> **The problem**: Find each line with the string "JSON" and copy it.
■ ■ ■
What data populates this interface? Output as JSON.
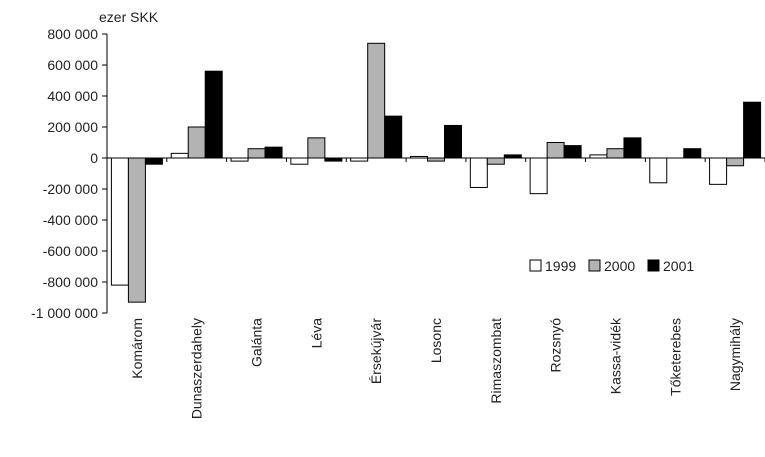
{
  "chart_data": {
    "type": "bar",
    "ylabel": "ezer SKK",
    "ylim": [
      -1000000,
      800000
    ],
    "ytick_step": 200000,
    "ytick_labels": [
      "800 000",
      "600 000",
      "400 000",
      "200 000",
      "0",
      "-200 000",
      "-400 000",
      "-600 000",
      "-800 000",
      "-1 000 000"
    ],
    "grid": false,
    "legend_position": "right",
    "categories": [
      "Komárom",
      "Dunaszerdahely",
      "Galánta",
      "Léva",
      "Érsekújvár",
      "Losonc",
      "Rimaszombat",
      "Rozsnyó",
      "Kassa-vidék",
      "Tőketerebes",
      "Nagymihály"
    ],
    "series": [
      {
        "name": "1999",
        "color": "#ffffff",
        "values": [
          -820000,
          30000,
          -20000,
          -40000,
          -20000,
          10000,
          -190000,
          -230000,
          20000,
          -160000,
          -170000
        ]
      },
      {
        "name": "2000",
        "color": "#b3b3b3",
        "values": [
          -930000,
          200000,
          60000,
          130000,
          740000,
          -20000,
          -40000,
          100000,
          60000,
          0,
          -50000
        ]
      },
      {
        "name": "2001",
        "color": "#000000",
        "values": [
          -40000,
          560000,
          70000,
          -20000,
          270000,
          210000,
          20000,
          80000,
          130000,
          60000,
          360000
        ]
      }
    ]
  }
}
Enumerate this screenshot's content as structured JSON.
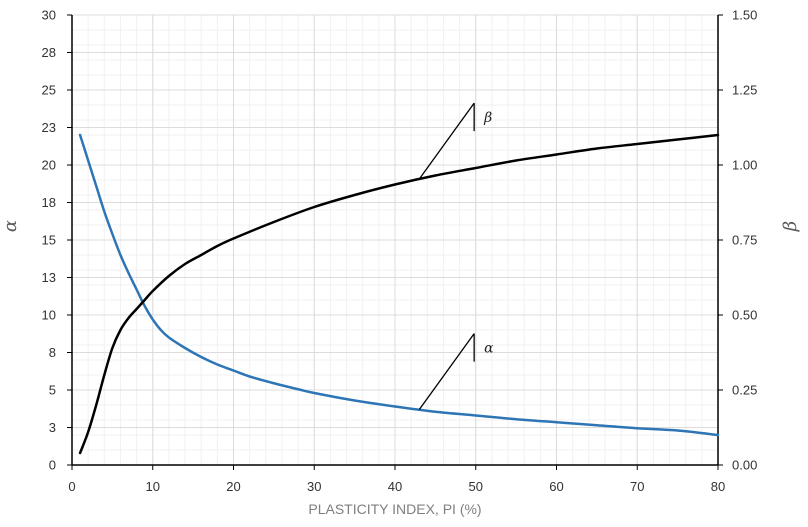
{
  "chart_data": {
    "type": "line",
    "xlabel": "PLASTICITY INDEX, PI (%)",
    "ylabel_left": "α",
    "ylabel_right": "β",
    "xlim": [
      0,
      80
    ],
    "ylim_left": [
      0,
      30
    ],
    "ylim_right": [
      0,
      1.5
    ],
    "x_ticks": [
      "0",
      "10",
      "20",
      "30",
      "40",
      "50",
      "60",
      "70",
      "80"
    ],
    "y_left_ticks": [
      "0",
      "3",
      "5",
      "8",
      "10",
      "13",
      "15",
      "18",
      "20",
      "23",
      "25",
      "28",
      "30"
    ],
    "y_right_ticks": [
      "0.00",
      "0.25",
      "0.50",
      "0.75",
      "1.00",
      "1.25",
      "1.50"
    ],
    "grid": true,
    "series": [
      {
        "name": "α",
        "axis": "left",
        "color": "#2e75b6",
        "x": [
          1,
          2,
          3,
          4,
          5,
          6,
          7,
          8,
          9,
          10,
          11,
          12,
          14,
          16,
          18,
          20,
          22,
          25,
          28,
          30,
          35,
          40,
          45,
          50,
          55,
          60,
          65,
          70,
          75,
          80
        ],
        "y": [
          22,
          20.3,
          18.6,
          16.9,
          15.4,
          14.0,
          12.8,
          11.7,
          10.6,
          9.7,
          9.0,
          8.5,
          7.8,
          7.2,
          6.7,
          6.3,
          5.9,
          5.45,
          5.05,
          4.8,
          4.3,
          3.9,
          3.55,
          3.3,
          3.05,
          2.85,
          2.65,
          2.45,
          2.3,
          2.0
        ]
      },
      {
        "name": "β",
        "axis": "right",
        "color": "#000000",
        "x": [
          1,
          2,
          3,
          4,
          5,
          6,
          7,
          8,
          9,
          10,
          12,
          14,
          16,
          18,
          20,
          25,
          30,
          35,
          40,
          45,
          50,
          55,
          60,
          65,
          70,
          75,
          80
        ],
        "y": [
          0.04,
          0.11,
          0.2,
          0.3,
          0.39,
          0.45,
          0.49,
          0.52,
          0.55,
          0.58,
          0.63,
          0.67,
          0.7,
          0.73,
          0.755,
          0.81,
          0.86,
          0.9,
          0.935,
          0.965,
          0.99,
          1.015,
          1.035,
          1.055,
          1.07,
          1.085,
          1.1
        ]
      }
    ],
    "annotations": [
      {
        "text": "β",
        "points_to_series": "β",
        "at_x": 43
      },
      {
        "text": "α",
        "points_to_series": "α",
        "at_x": 43
      }
    ]
  }
}
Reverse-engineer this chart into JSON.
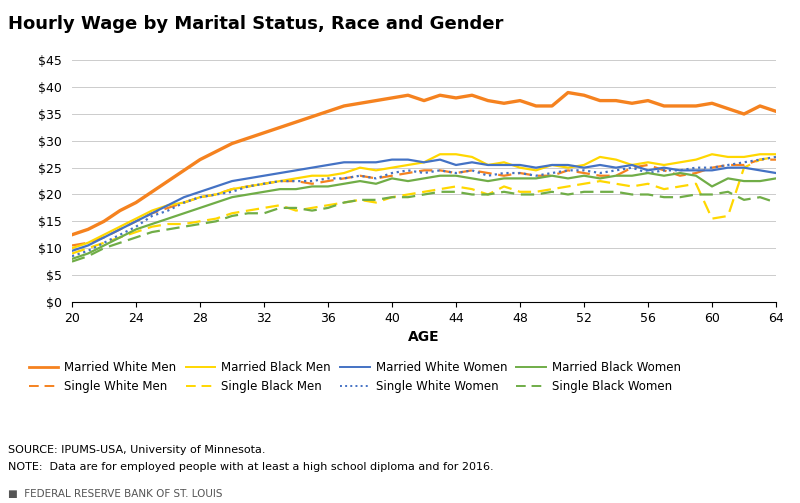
{
  "title": "Hourly Wage by Marital Status, Race and Gender",
  "xlabel": "AGE",
  "ages": [
    20,
    21,
    22,
    23,
    24,
    25,
    26,
    27,
    28,
    29,
    30,
    31,
    32,
    33,
    34,
    35,
    36,
    37,
    38,
    39,
    40,
    41,
    42,
    43,
    44,
    45,
    46,
    47,
    48,
    49,
    50,
    51,
    52,
    53,
    54,
    55,
    56,
    57,
    58,
    59,
    60,
    61,
    62,
    63,
    64
  ],
  "married_white_men": [
    12.5,
    13.5,
    15.0,
    17.0,
    18.5,
    20.5,
    22.5,
    24.5,
    26.5,
    28.0,
    29.5,
    30.5,
    31.5,
    32.5,
    33.5,
    34.5,
    35.5,
    36.5,
    37.0,
    37.5,
    38.0,
    38.5,
    37.5,
    38.5,
    38.0,
    38.5,
    37.5,
    37.0,
    37.5,
    36.5,
    36.5,
    39.0,
    38.5,
    37.5,
    37.5,
    37.0,
    37.5,
    36.5,
    36.5,
    36.5,
    37.0,
    36.0,
    35.0,
    36.5,
    35.5
  ],
  "single_white_men": [
    10.5,
    11.0,
    12.0,
    13.5,
    15.0,
    16.5,
    17.5,
    18.5,
    19.5,
    20.0,
    21.0,
    21.5,
    22.0,
    22.5,
    22.5,
    22.0,
    22.5,
    23.0,
    23.5,
    23.0,
    23.5,
    24.0,
    24.5,
    24.5,
    24.0,
    24.5,
    24.0,
    23.5,
    24.0,
    23.5,
    23.5,
    24.5,
    24.0,
    23.5,
    23.5,
    25.0,
    25.5,
    24.5,
    23.5,
    24.0,
    25.0,
    25.5,
    25.5,
    26.5,
    26.5
  ],
  "married_black_men": [
    10.0,
    11.0,
    12.5,
    14.0,
    15.5,
    17.0,
    18.0,
    18.5,
    19.5,
    20.0,
    21.0,
    21.5,
    22.0,
    22.5,
    23.0,
    23.5,
    23.5,
    24.0,
    25.0,
    24.5,
    25.0,
    25.5,
    26.0,
    27.5,
    27.5,
    27.0,
    25.5,
    26.0,
    25.0,
    24.5,
    25.5,
    25.0,
    25.5,
    27.0,
    26.5,
    25.5,
    26.0,
    25.5,
    26.0,
    26.5,
    27.5,
    27.0,
    27.0,
    27.5,
    27.5
  ],
  "single_black_men": [
    9.0,
    10.0,
    11.0,
    12.0,
    13.0,
    14.0,
    14.5,
    14.5,
    15.0,
    15.5,
    16.5,
    17.0,
    17.5,
    18.0,
    17.0,
    17.5,
    18.0,
    18.5,
    19.0,
    18.5,
    19.5,
    20.0,
    20.5,
    21.0,
    21.5,
    21.0,
    20.0,
    21.5,
    20.5,
    20.5,
    21.0,
    21.5,
    22.0,
    22.5,
    22.0,
    21.5,
    22.0,
    21.0,
    21.5,
    22.0,
    15.5,
    16.0,
    25.0,
    26.5,
    27.0
  ],
  "married_white_women": [
    9.5,
    10.5,
    12.0,
    13.5,
    15.0,
    16.5,
    18.0,
    19.5,
    20.5,
    21.5,
    22.5,
    23.0,
    23.5,
    24.0,
    24.5,
    25.0,
    25.5,
    26.0,
    26.0,
    26.0,
    26.5,
    26.5,
    26.0,
    26.5,
    25.5,
    26.0,
    25.5,
    25.5,
    25.5,
    25.0,
    25.5,
    25.5,
    25.0,
    25.5,
    25.0,
    25.5,
    24.5,
    25.0,
    24.5,
    24.5,
    24.5,
    25.0,
    25.0,
    24.5,
    24.0
  ],
  "single_white_women": [
    8.5,
    9.5,
    11.0,
    12.5,
    14.0,
    16.0,
    17.0,
    18.5,
    19.5,
    20.0,
    20.5,
    21.5,
    22.0,
    22.5,
    22.5,
    22.5,
    23.0,
    23.0,
    23.5,
    23.0,
    24.0,
    24.5,
    24.0,
    24.5,
    24.0,
    24.5,
    23.5,
    24.0,
    24.0,
    23.5,
    24.0,
    24.5,
    24.5,
    24.0,
    24.5,
    25.0,
    24.0,
    24.5,
    24.5,
    25.0,
    25.0,
    25.5,
    26.0,
    26.5,
    27.0
  ],
  "married_black_women": [
    8.0,
    9.0,
    10.5,
    12.0,
    13.5,
    14.5,
    15.5,
    16.5,
    17.5,
    18.5,
    19.5,
    20.0,
    20.5,
    21.0,
    21.0,
    21.5,
    21.5,
    22.0,
    22.5,
    22.0,
    23.0,
    22.5,
    23.0,
    23.5,
    23.5,
    23.0,
    22.5,
    23.0,
    23.0,
    23.0,
    23.5,
    23.0,
    23.5,
    23.0,
    23.5,
    23.5,
    24.0,
    23.5,
    24.0,
    23.5,
    21.5,
    23.0,
    22.5,
    22.5,
    23.0
  ],
  "single_black_women": [
    7.5,
    8.5,
    10.0,
    11.0,
    12.0,
    13.0,
    13.5,
    14.0,
    14.5,
    15.0,
    16.0,
    16.5,
    16.5,
    17.5,
    17.5,
    17.0,
    17.5,
    18.5,
    19.0,
    19.0,
    19.5,
    19.5,
    20.0,
    20.5,
    20.5,
    20.0,
    20.0,
    20.5,
    20.0,
    20.0,
    20.5,
    20.0,
    20.5,
    20.5,
    20.5,
    20.0,
    20.0,
    19.5,
    19.5,
    20.0,
    20.0,
    20.5,
    19.0,
    19.5,
    18.5
  ],
  "ylim": [
    0,
    45
  ],
  "yticks": [
    0,
    5,
    10,
    15,
    20,
    25,
    30,
    35,
    40,
    45
  ],
  "xticks": [
    20,
    24,
    28,
    32,
    36,
    40,
    44,
    48,
    52,
    56,
    60,
    64
  ],
  "color_orange": "#F5821F",
  "color_blue": "#4472C4",
  "color_yellow": "#FFD700",
  "color_green": "#70AD47",
  "source_text": "SOURCE: IPUMS-USA, University of Minnesota.",
  "note_text": "NOTE:  Data are for employed people with at least a high school diploma and for 2016.",
  "footer_text": "FEDERAL RESERVE BANK OF ST. LOUIS"
}
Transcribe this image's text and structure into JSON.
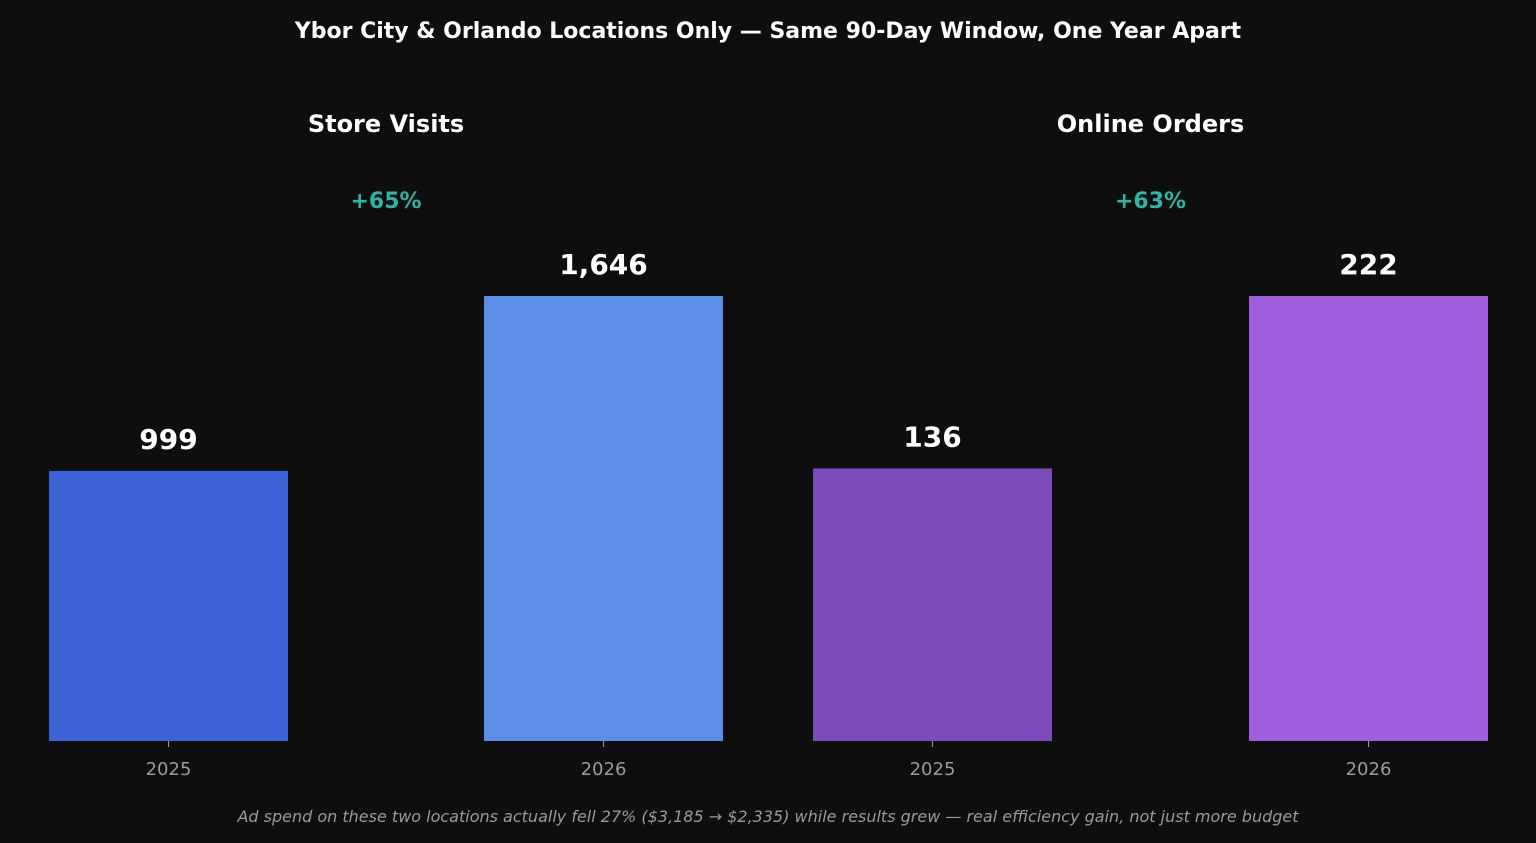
{
  "title": "Ybor City & Orlando Locations Only — Same 90-Day Window, One Year Apart",
  "footnote": "Ad spend on these two locations actually fell 27% ($3,185 → $2,335) while results grew — real efficiency gain, not just more budget",
  "colors": {
    "background": "#0e0e0e",
    "change_label": "#2fb3a3",
    "tick_label": "#9a9a9a"
  },
  "chart_data": [
    {
      "type": "bar",
      "title": "Store Visits",
      "change_label": "+65%",
      "categories": [
        "2025",
        "2026"
      ],
      "values": [
        999,
        1646
      ],
      "value_labels": [
        "999",
        "1,646"
      ],
      "bar_colors": [
        "#3c62d6",
        "#5b8ee6"
      ],
      "xlabel": "",
      "ylabel": "",
      "ylim": [
        0,
        1646
      ],
      "grid": false
    },
    {
      "type": "bar",
      "title": "Online Orders",
      "change_label": "+63%",
      "categories": [
        "2025",
        "2026"
      ],
      "values": [
        136,
        222
      ],
      "value_labels": [
        "136",
        "222"
      ],
      "bar_colors": [
        "#7b4bb9",
        "#a05fdd"
      ],
      "xlabel": "",
      "ylabel": "",
      "ylim": [
        0,
        222
      ],
      "grid": false
    }
  ]
}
■ ■ ■
> **The answer**:
What data populates this interface? Output as JSON.
Enumerate this screenshot's content as structured JSON.
Reverse-engineer this chart into JSON.
Transcribe this image's text and structure into JSON.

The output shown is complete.